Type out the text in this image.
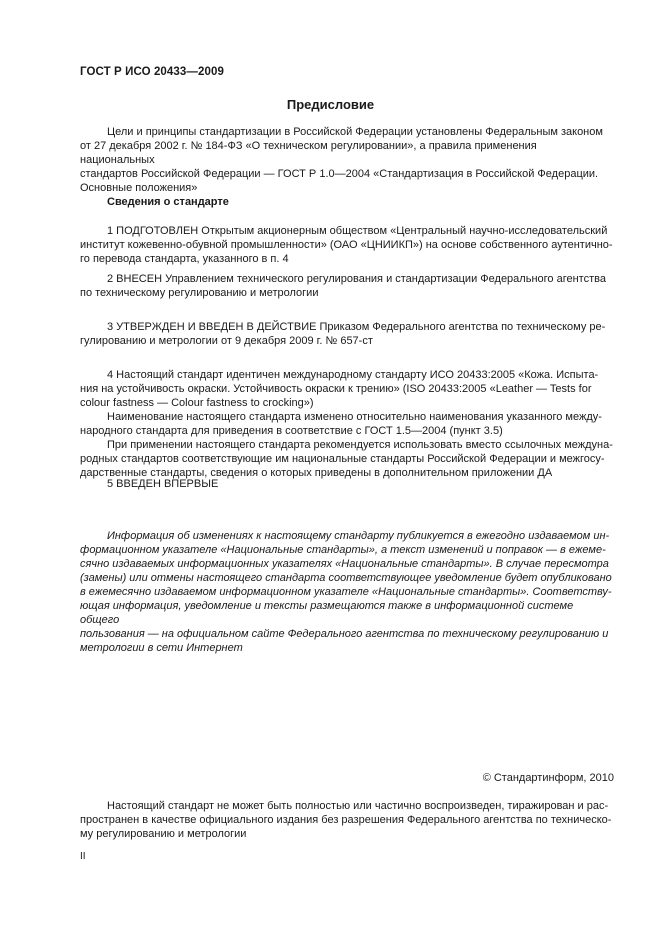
ГОСТ Р ИСО 20433—2009
Предисловие
Цели и принципы стандартизации в Российской Федерации установлены Федеральным законом
от 27 декабря 2002 г. № 184-ФЗ «О техническом регулировании», а правила применения национальных
стандартов Российской Федерации — ГОСТ Р 1.0—2004 «Стандартизация в Российской Федерации.
Основные положения»
Сведения о стандарте
1 ПОДГОТОВЛЕН Открытым акционерным обществом «Центральный научно-исследовательский
институт кожевенно-обувной промышленности» (ОАО «ЦНИИКП») на основе собственного аутентично-
го перевода стандарта, указанного в п. 4
2 ВНЕСЕН Управлением технического регулирования и стандартизации Федерального агентства
по техническому регулированию и метрологии
3 УТВЕРЖДЕН И ВВЕДЕН В ДЕЙСТВИЕ Приказом Федерального агентства по техническому ре-
гулированию и метрологии от 9 декабря 2009 г. № 657-ст
4 Настоящий стандарт идентичен международному стандарту ИСО 20433:2005 «Кожа. Испыта-
ния на устойчивость окраски. Устойчивость окраски к трению» (ISO 20433:2005 «Leather — Tests for
colour fastness — Colour fastness to crocking»)
Наименование настоящего стандарта изменено относительно наименования указанного между-
народного стандарта для приведения в соответствие с ГОСТ 1.5—2004 (пункт 3.5)
При применении настоящего стандарта рекомендуется использовать вместо ссылочных междуна-
родных стандартов соответствующие им национальные стандарты Российской Федерации и межгосу-
дарственные стандарты, сведения о которых приведены в дополнительном приложении ДА
5 ВВЕДЕН ВПЕРВЫЕ
Информация об изменениях к настоящему стандарту публикуется в ежегодно издаваемом ин-
формационном указателе «Национальные стандарты», а текст изменений и поправок — в ежеме-
сячно издаваемых информационных указателях «Национальные стандарты». В случае пересмотра
(замены) или отмены настоящего стандарта соответствующее уведомление будет опубликовано
в ежемесячно издаваемом информационном указателе «Национальные стандарты». Соответству-
ющая информация, уведомление и тексты размещаются также в информационной системе общего
пользования — на официальном сайте Федерального агентства по техническому регулированию и
метрологии в сети Интернет
© Стандартинформ, 2010
Настоящий стандарт не может быть полностью или частично воспроизведен, тиражирован и рас-
пространен в качестве официального издания без разрешения Федерального агентства по техническо-
му регулированию и метрологии
II
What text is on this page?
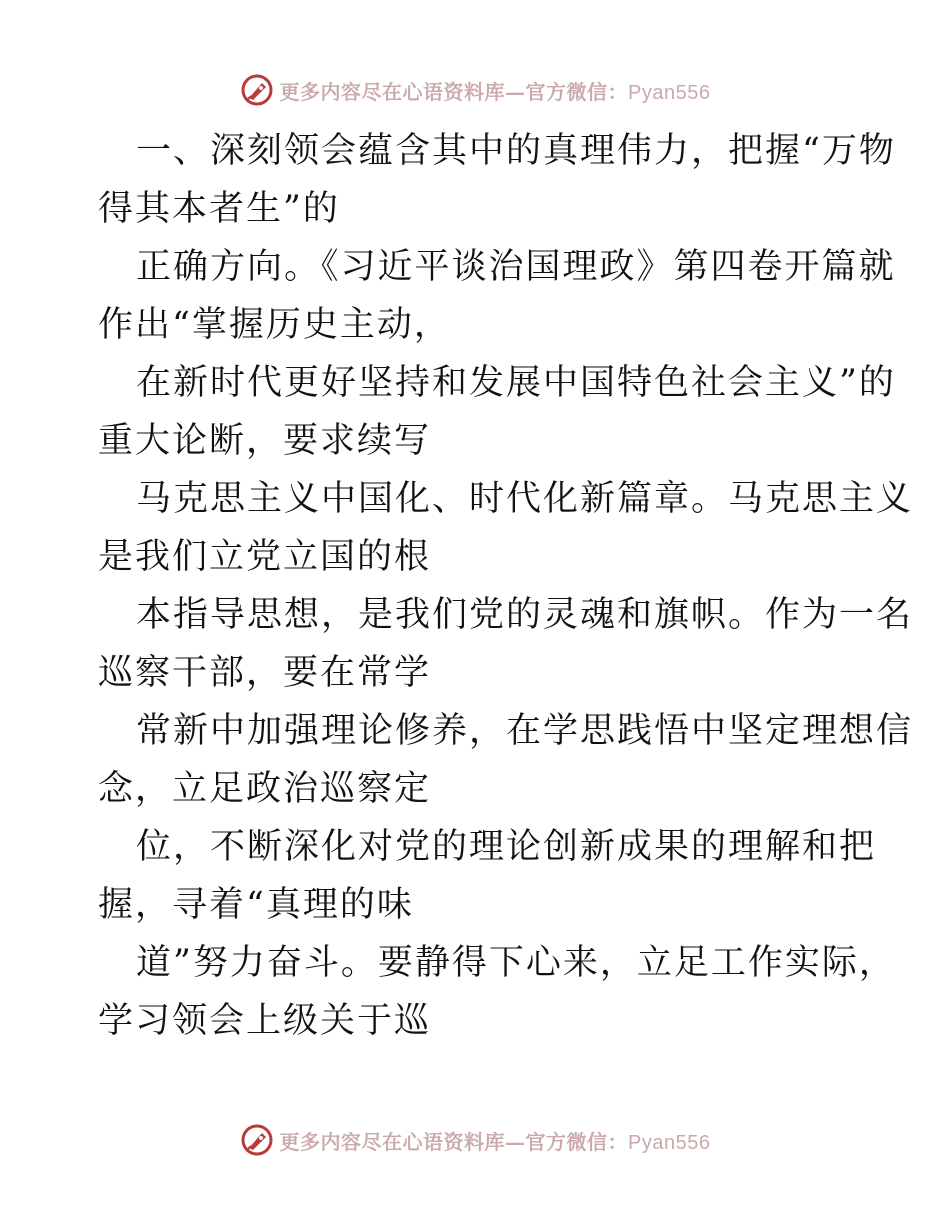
更多内容尽在心语资料库—官方微信：Pyan556

一、深刻领会蕴含其中的真理伟力，把握“万物
得其本者生”的

正确方向。《习近平谈治国理政》第四卷开篇就
作出“掌握历史主动，

在新时代更好坚持和发展中国特色社会主义”的
重大论断，要求续写

马克思主义中国化、时代化新篇章。马克思主义
是我们立党立国的根

本指导思想，是我们党的灵魂和旗帜。作为一名
巡察干部，要在常学

常新中加强理论修养，在学思践悟中坚定理想信
念，立足政治巡察定

位，不断深化对党的理论创新成果的理解和把
握，寻着“真理的味

道”努力奋斗。要静得下心来，立足工作实际，
学习领会上级关于巡

更多内容尽在心语资料库—官方微信：Pyan556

——————

→ **WHAT NEEDS TO BE DONE**:
Which lines hold the string "указанного"? Copy all of them from the data above.

→ **EXERCISE SOLUTION**:
го перевода стандарта, указанного в п. 4
Наименование настоящего стандарта изменено относительно наименования указанного между-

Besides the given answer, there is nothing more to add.